## WRITTEN TASK:
Collect every line below that contains the word "account".
══ MATERIAL SHOWN
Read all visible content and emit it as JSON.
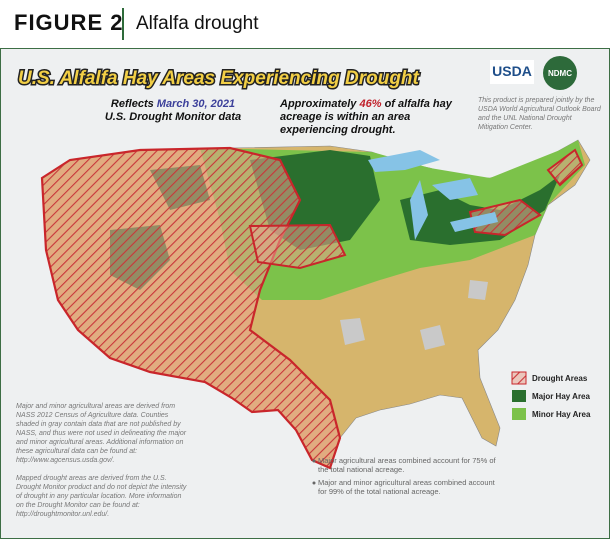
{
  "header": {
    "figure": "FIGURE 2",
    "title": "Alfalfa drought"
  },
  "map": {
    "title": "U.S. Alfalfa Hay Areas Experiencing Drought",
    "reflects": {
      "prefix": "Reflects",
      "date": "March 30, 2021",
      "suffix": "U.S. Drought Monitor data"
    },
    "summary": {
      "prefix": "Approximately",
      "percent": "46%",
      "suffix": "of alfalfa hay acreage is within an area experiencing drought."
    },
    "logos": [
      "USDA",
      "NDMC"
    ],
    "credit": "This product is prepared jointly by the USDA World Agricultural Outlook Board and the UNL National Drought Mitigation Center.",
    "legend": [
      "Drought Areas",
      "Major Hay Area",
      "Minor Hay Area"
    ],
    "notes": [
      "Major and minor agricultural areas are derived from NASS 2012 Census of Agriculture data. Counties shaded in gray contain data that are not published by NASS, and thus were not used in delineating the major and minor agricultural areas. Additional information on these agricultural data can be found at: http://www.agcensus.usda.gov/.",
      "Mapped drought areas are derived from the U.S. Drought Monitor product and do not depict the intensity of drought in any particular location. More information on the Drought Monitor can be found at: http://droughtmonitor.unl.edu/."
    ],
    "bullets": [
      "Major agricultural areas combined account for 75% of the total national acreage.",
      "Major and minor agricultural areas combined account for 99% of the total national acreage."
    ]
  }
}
════
══ MATERIAL SHOWN
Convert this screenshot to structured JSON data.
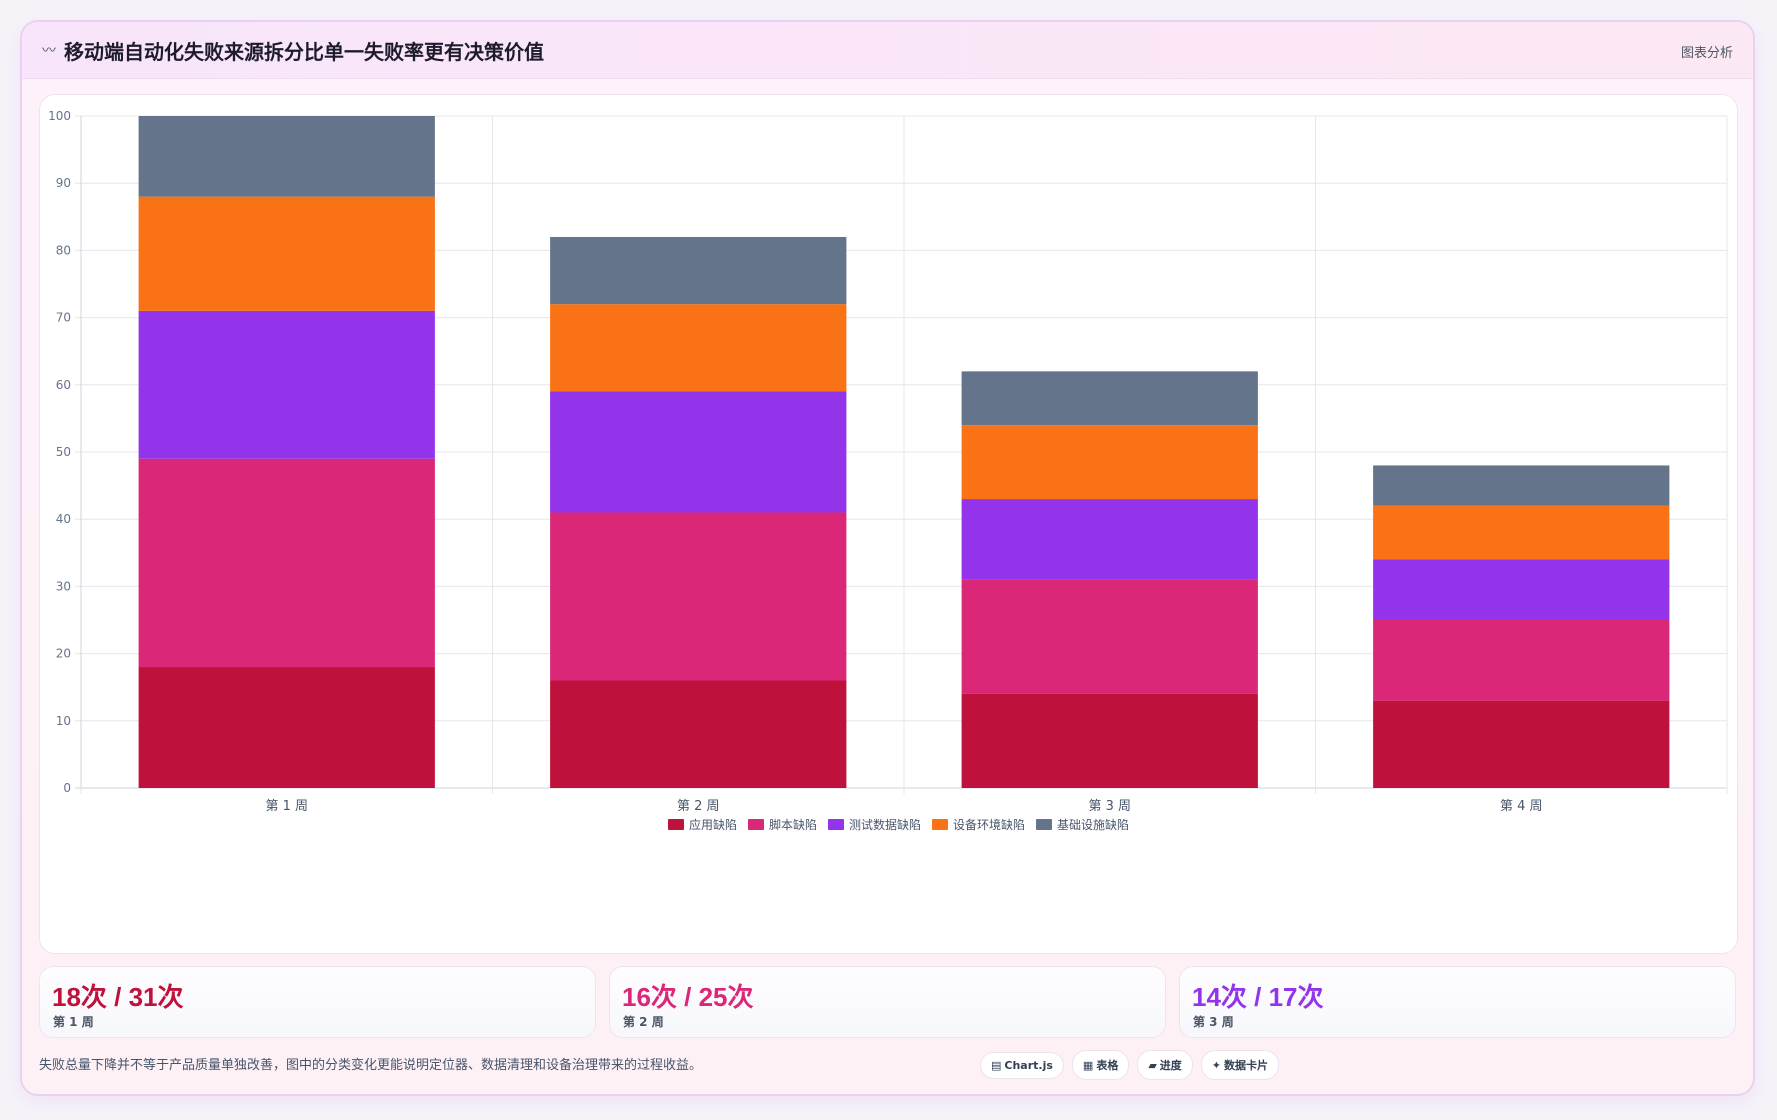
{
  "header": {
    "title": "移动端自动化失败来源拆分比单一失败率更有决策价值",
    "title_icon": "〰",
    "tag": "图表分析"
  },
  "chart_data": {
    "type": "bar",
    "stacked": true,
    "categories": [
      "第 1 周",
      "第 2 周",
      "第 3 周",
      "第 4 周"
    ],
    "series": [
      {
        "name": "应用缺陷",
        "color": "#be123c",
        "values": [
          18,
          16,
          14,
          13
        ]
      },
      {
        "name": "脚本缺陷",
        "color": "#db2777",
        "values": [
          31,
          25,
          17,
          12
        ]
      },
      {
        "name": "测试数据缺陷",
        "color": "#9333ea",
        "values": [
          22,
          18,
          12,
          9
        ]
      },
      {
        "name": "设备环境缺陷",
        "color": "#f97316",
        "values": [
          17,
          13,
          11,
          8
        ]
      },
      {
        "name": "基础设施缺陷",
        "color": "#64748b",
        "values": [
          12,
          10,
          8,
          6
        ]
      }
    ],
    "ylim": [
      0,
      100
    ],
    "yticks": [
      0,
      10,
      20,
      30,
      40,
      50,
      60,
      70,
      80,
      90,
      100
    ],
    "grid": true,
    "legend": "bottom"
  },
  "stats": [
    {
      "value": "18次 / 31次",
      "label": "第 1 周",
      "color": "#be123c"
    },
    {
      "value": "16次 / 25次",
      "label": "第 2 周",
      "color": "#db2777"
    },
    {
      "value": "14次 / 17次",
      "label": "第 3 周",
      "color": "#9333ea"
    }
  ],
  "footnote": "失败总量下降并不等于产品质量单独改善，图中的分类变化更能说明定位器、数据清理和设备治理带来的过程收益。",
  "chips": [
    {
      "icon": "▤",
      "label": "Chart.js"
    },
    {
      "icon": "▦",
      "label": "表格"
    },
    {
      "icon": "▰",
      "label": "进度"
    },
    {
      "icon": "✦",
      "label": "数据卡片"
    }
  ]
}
════
## WRITTEN REPLY:
      "Major agricultural areas combined account for 75% of the total national acreage.",
      "Major and minor agricultural areas combined account for 99% of the total national acreage."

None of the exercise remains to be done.